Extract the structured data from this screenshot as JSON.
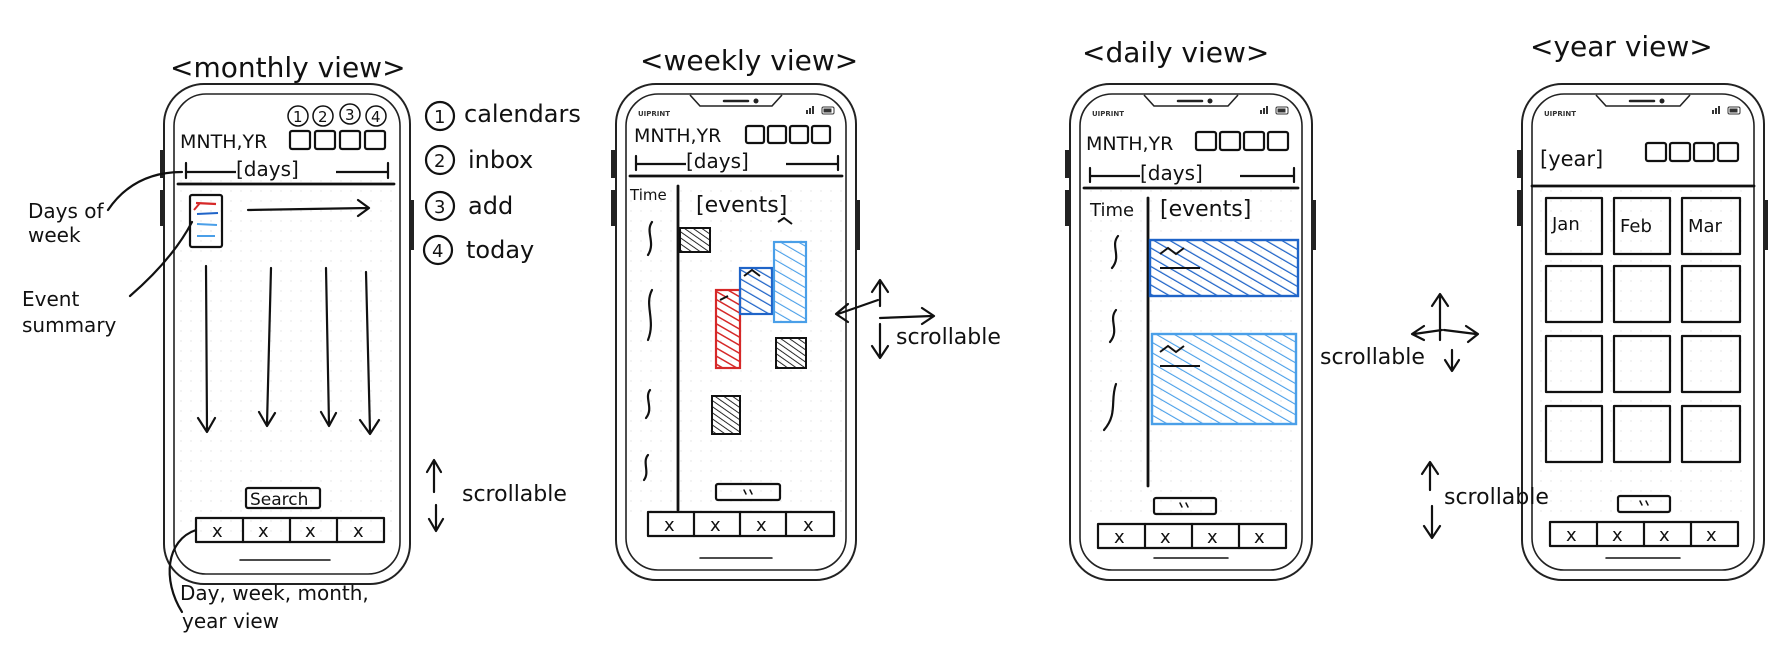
{
  "views": {
    "monthly": {
      "title": "<monthly view>",
      "header": "MNTH,YR",
      "days_bar": "[days]",
      "icon_numbers": [
        "1",
        "2",
        "3",
        "4"
      ],
      "search_label": "Search",
      "tab_marks": [
        "x",
        "x",
        "x",
        "x"
      ]
    },
    "weekly": {
      "title": "<weekly view>",
      "brand": "UIPRINT",
      "header": "MNTH,YR",
      "days_bar": "[days]",
      "time_label": "Time",
      "events_label": "[events]",
      "tab_marks": [
        "x",
        "x",
        "x",
        "x"
      ]
    },
    "daily": {
      "title": "<daily view>",
      "brand": "UIPRINT",
      "header": "MNTH,YR",
      "days_bar": "[days]",
      "time_label": "Time",
      "events_label": "[events]",
      "tab_marks": [
        "x",
        "x",
        "x",
        "x"
      ]
    },
    "year": {
      "title": "<year view>",
      "brand": "UIPRINT",
      "header": "[year]",
      "months": [
        "Jan",
        "Feb",
        "Mar"
      ],
      "tab_marks": [
        "x",
        "x",
        "x",
        "x"
      ]
    }
  },
  "legend": [
    {
      "num": "1",
      "label": "calendars"
    },
    {
      "num": "2",
      "label": "inbox"
    },
    {
      "num": "3",
      "label": "add"
    },
    {
      "num": "4",
      "label": "today"
    }
  ],
  "annotations": {
    "days_of_week": [
      "Days of",
      "week"
    ],
    "event_summary": [
      "Event",
      "summary"
    ],
    "scrollable": "scrollable",
    "bottom_note": [
      "Day, week, month,",
      "year view"
    ]
  },
  "colors": {
    "red": "#d62828",
    "blue_dark": "#1f64c8",
    "blue_light": "#4a9fe8"
  }
}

Objective :: Reproduce all of the material exactly, apart from the pictures.

Solution to the exercise ::
Extract the structured data from this screenshot as JSON.
{
  "views": {
    "monthly": {
      "title": "<monthly view>",
      "header": "MNTH,YR",
      "days_bar": "[days]",
      "icon_numbers": [
        "1",
        "2",
        "3",
        "4"
      ],
      "search_label": "Search",
      "tab_marks": [
        "x",
        "x",
        "x",
        "x"
      ]
    },
    "weekly": {
      "title": "<weekly view>",
      "brand": "UIPRINT",
      "header": "MNTH,YR",
      "days_bar": "[days]",
      "time_label": "Time",
      "events_label": "[events]",
      "tab_marks": [
        "x",
        "x",
        "x",
        "x"
      ]
    },
    "daily": {
      "title": "<daily view>",
      "brand": "UIPRINT",
      "header": "MNTH,YR",
      "days_bar": "[days]",
      "time_label": "Time",
      "events_label": "[events]",
      "tab_marks": [
        "x",
        "x",
        "x",
        "x"
      ]
    },
    "year": {
      "title": "<year view>",
      "brand": "UIPRINT",
      "header": "[year]",
      "months": [
        "Jan",
        "Feb",
        "Mar"
      ],
      "tab_marks": [
        "x",
        "x",
        "x",
        "x"
      ]
    }
  },
  "legend": [
    {
      "num": "1",
      "label": "calendars"
    },
    {
      "num": "2",
      "label": "inbox"
    },
    {
      "num": "3",
      "label": "add"
    },
    {
      "num": "4",
      "label": "today"
    }
  ],
  "annotations": {
    "days_of_week": [
      "Days of",
      "week"
    ],
    "event_summary": [
      "Event",
      "summary"
    ],
    "scrollable": "scrollable",
    "bottom_note": [
      "Day, week, month,",
      "year view"
    ]
  },
  "colors": {
    "red": "#d62828",
    "blue_dark": "#1f64c8",
    "blue_light": "#4a9fe8"
  }
}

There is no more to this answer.